- [Task objective]: Go through the records and show each line where the word "length" occurs.

- [Excerpts from a figure dataset]:
--*--

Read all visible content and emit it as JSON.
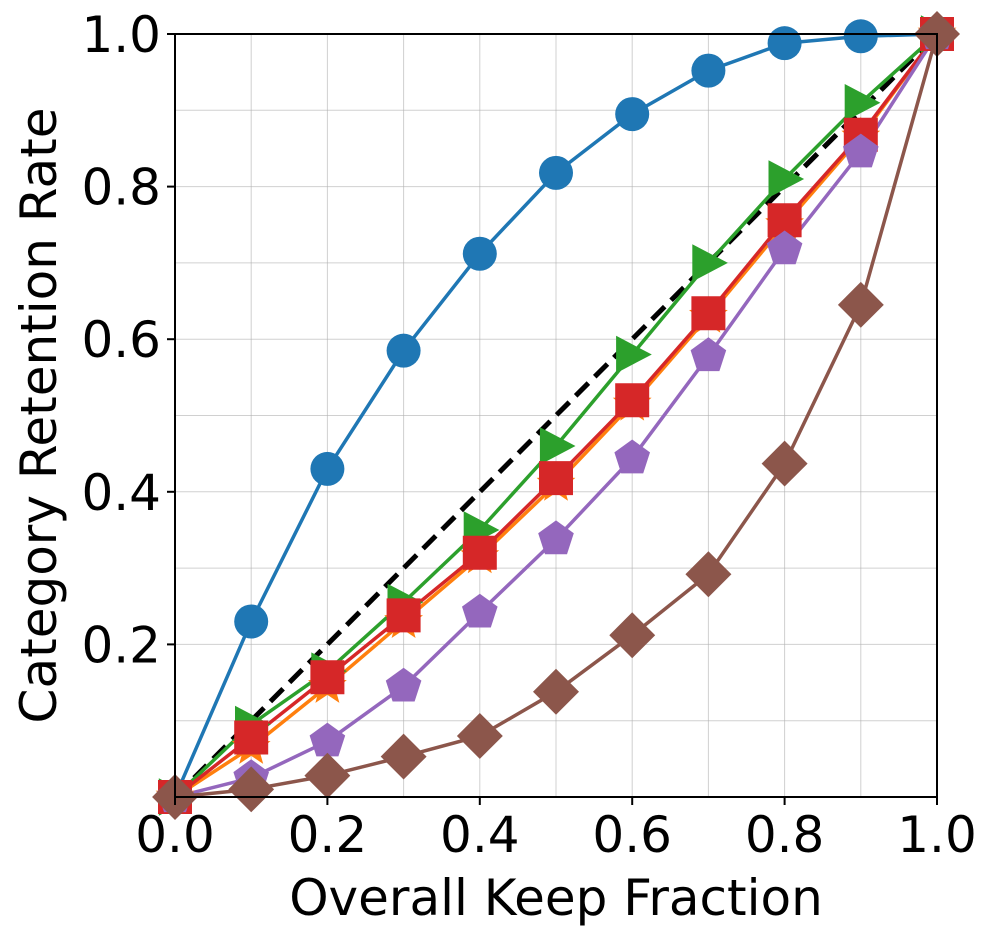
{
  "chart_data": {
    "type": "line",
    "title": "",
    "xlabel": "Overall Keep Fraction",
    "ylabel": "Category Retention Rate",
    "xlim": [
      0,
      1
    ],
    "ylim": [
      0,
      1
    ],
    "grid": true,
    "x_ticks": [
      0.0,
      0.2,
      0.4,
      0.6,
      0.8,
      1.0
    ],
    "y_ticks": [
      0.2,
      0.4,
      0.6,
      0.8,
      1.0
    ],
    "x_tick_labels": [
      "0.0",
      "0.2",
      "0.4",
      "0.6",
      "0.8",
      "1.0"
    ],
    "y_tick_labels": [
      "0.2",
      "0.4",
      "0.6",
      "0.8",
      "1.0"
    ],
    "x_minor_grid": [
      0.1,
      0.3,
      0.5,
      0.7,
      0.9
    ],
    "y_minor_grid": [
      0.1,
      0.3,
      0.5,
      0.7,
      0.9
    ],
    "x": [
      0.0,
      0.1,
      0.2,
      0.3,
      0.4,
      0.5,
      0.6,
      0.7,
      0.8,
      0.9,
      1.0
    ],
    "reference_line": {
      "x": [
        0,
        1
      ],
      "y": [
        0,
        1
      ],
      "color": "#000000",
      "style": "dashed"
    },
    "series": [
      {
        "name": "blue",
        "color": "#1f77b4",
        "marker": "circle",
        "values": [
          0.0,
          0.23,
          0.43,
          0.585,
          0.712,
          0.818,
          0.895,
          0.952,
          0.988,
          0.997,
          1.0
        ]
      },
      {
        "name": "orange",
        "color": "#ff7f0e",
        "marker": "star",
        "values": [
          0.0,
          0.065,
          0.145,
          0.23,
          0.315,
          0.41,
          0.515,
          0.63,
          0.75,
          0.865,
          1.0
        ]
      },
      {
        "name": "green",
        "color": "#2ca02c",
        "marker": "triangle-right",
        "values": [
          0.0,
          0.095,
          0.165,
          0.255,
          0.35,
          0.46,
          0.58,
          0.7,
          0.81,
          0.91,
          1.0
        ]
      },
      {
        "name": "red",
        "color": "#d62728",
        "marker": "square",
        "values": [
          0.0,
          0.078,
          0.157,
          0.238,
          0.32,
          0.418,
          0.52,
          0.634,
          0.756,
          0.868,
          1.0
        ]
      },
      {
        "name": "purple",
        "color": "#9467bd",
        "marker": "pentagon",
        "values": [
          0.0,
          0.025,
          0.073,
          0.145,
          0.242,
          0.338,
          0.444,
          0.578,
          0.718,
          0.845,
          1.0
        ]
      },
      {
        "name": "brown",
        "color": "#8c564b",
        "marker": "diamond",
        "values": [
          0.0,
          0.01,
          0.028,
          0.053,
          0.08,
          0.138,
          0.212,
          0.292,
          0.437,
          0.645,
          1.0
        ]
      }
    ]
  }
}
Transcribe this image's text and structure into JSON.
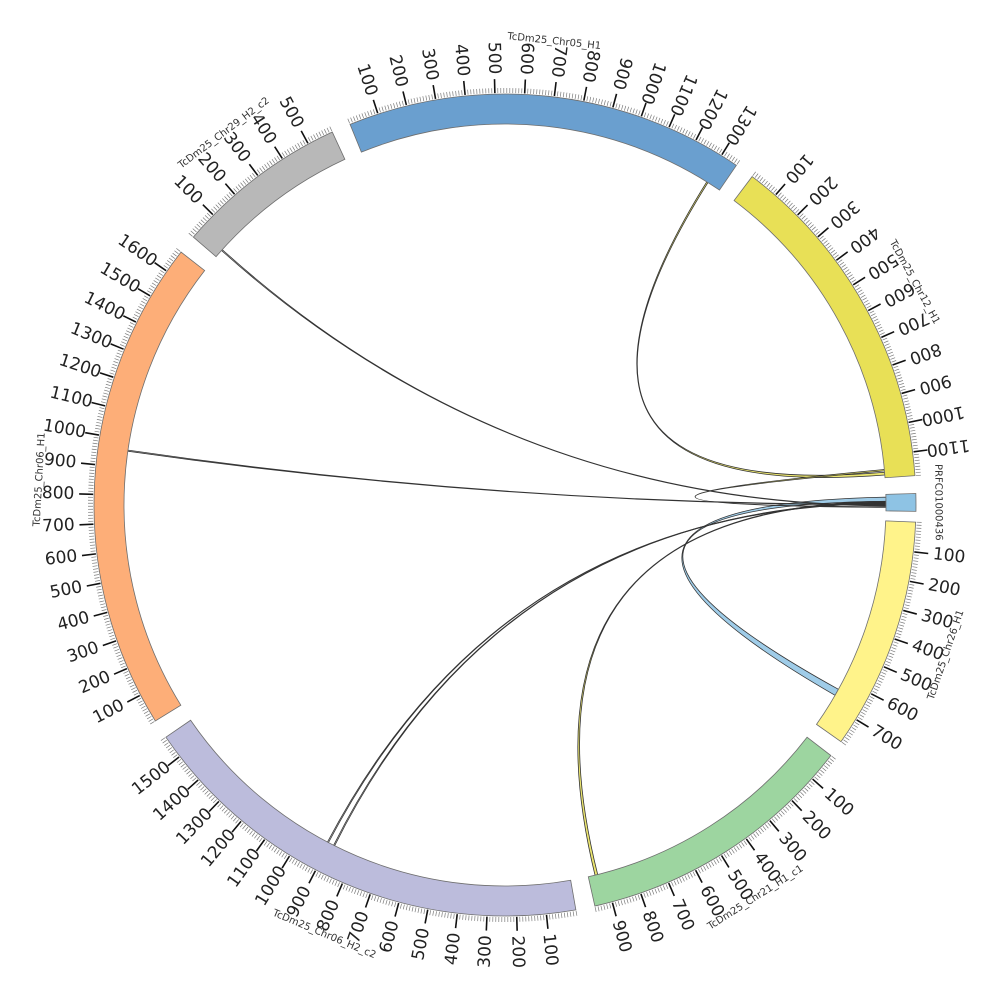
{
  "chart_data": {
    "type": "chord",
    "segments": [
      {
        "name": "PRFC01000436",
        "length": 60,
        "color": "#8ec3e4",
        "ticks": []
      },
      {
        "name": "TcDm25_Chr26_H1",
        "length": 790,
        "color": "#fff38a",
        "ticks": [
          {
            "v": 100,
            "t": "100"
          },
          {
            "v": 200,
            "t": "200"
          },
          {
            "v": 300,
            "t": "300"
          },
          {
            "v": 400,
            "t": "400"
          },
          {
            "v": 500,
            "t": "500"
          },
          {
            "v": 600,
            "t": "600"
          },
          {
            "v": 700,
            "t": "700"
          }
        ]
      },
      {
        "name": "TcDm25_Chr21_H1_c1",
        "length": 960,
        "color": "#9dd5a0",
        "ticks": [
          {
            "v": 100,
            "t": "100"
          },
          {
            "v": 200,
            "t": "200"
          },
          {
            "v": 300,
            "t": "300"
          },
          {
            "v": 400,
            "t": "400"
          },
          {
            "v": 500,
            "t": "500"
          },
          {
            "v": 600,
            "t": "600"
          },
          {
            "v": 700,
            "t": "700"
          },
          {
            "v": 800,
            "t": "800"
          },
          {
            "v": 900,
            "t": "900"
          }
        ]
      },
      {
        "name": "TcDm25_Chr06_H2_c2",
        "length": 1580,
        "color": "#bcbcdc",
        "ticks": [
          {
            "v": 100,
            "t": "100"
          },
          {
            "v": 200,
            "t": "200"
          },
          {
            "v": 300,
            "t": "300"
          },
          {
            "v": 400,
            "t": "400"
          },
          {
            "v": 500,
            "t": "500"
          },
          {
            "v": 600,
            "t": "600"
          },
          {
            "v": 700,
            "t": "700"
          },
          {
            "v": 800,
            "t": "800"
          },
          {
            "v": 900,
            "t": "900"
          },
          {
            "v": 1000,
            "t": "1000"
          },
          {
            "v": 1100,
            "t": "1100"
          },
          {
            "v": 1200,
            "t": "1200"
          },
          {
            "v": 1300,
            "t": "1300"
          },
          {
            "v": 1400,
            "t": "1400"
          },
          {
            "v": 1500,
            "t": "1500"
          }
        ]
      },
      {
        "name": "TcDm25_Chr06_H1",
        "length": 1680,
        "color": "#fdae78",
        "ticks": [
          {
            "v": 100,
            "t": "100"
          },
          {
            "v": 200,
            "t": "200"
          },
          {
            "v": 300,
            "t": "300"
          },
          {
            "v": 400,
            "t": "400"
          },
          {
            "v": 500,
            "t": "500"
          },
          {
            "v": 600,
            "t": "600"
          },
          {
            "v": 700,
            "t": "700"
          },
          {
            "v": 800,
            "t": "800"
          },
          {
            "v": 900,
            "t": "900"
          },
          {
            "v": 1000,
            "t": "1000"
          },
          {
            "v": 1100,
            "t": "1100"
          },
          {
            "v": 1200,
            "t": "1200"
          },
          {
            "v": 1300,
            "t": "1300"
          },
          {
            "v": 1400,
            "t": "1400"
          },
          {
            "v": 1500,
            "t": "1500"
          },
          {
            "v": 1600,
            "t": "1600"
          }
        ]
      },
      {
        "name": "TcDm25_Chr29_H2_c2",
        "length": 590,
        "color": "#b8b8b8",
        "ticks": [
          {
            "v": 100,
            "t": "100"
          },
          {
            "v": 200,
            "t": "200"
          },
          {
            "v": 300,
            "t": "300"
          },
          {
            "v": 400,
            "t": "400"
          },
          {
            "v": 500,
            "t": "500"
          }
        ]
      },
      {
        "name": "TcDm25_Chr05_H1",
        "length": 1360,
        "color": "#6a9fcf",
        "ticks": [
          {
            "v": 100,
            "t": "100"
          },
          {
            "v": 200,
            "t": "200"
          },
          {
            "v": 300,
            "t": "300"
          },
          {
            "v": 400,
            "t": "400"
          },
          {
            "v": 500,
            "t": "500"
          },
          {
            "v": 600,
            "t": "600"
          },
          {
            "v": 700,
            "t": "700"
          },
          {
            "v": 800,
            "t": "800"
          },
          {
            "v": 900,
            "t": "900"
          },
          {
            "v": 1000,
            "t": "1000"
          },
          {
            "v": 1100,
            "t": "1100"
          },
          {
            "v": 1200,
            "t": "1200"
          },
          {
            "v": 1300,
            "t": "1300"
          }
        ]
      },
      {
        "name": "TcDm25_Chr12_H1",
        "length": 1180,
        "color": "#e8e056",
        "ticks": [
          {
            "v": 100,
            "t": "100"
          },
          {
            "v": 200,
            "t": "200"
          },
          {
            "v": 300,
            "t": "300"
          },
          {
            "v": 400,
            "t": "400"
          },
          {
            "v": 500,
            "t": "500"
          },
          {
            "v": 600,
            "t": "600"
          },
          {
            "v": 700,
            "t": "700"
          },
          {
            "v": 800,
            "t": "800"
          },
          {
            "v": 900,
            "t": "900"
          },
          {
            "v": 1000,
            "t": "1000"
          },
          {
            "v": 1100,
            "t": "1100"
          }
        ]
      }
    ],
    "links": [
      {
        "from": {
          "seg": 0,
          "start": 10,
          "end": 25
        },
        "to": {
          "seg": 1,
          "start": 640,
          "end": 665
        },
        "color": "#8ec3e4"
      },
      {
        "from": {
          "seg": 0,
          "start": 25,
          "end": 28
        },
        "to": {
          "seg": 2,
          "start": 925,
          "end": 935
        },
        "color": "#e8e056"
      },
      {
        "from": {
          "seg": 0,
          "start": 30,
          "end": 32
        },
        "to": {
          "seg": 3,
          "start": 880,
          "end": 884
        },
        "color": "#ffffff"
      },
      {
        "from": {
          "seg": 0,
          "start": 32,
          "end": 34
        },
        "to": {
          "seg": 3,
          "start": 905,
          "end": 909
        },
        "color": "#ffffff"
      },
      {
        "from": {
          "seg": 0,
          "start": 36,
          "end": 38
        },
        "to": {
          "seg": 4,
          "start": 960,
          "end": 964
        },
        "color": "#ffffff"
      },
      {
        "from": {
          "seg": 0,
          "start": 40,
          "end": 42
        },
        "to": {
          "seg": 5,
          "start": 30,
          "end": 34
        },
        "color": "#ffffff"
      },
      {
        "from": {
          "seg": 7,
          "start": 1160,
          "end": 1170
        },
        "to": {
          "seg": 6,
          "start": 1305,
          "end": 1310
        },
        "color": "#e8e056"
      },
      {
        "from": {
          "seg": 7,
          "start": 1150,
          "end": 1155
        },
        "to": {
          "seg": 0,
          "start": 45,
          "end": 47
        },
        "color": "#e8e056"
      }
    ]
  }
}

--*--

- [Solution to this problem]:
        "length": 60,
        "length": 790,
        "length": 960,
        "length": 1580,
        "length": 1680,
        "length": 590,
        "length": 1360,
        "length": 1180,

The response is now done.